■ INSTRUCTIONS TO FOLLOW
Each record below should be repeated precisely as written.

(Stored data)
--------------------------------

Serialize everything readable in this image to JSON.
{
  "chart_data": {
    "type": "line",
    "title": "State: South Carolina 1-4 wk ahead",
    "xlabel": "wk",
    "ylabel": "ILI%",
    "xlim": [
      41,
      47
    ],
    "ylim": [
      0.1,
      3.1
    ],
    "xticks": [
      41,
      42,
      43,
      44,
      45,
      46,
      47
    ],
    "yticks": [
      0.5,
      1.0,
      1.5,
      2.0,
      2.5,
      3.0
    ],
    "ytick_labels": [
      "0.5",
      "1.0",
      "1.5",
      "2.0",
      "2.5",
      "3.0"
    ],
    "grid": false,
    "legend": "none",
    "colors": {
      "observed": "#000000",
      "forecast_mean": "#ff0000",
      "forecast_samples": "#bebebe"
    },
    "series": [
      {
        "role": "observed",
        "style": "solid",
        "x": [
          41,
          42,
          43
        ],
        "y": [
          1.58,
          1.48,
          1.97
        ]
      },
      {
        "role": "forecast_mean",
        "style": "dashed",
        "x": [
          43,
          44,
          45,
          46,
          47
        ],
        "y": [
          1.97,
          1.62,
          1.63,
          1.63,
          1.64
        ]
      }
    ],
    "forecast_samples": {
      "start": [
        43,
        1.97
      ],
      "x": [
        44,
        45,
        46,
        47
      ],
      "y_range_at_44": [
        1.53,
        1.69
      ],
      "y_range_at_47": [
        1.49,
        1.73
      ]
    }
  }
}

--------------------------------

■ EXERCISE OUTPUT
Serialize everything readable in this image to JSON.
{
  "chart_data": {
    "type": "line",
    "title": "State: South Carolina 1-4 wk ahead",
    "xlabel": "wk",
    "ylabel": "ILI%",
    "xlim": [
      41,
      47
    ],
    "ylim": [
      0.1,
      3.1
    ],
    "xticks": [
      41,
      42,
      43,
      44,
      45,
      46,
      47
    ],
    "yticks": [
      0.5,
      1.0,
      1.5,
      2.0,
      2.5,
      3.0
    ],
    "ytick_labels": [
      "0.5",
      "1.0",
      "1.5",
      "2.0",
      "2.5",
      "3.0"
    ],
    "grid": false,
    "legend": "none",
    "colors": {
      "observed": "#000000",
      "forecast_mean": "#ff0000",
      "forecast_samples": "#bebebe"
    },
    "series": [
      {
        "role": "observed",
        "style": "solid",
        "x": [
          41,
          42,
          43
        ],
        "y": [
          1.58,
          1.48,
          1.97
        ]
      },
      {
        "role": "forecast_mean",
        "style": "dashed",
        "x": [
          43,
          44,
          45,
          46,
          47
        ],
        "y": [
          1.97,
          1.62,
          1.63,
          1.63,
          1.64
        ]
      }
    ],
    "forecast_samples": {
      "start": [
        43,
        1.97
      ],
      "x": [
        44,
        45,
        46,
        47
      ],
      "y_range_at_44": [
        1.53,
        1.69
      ],
      "y_range_at_47": [
        1.49,
        1.73
      ]
    }
  }
}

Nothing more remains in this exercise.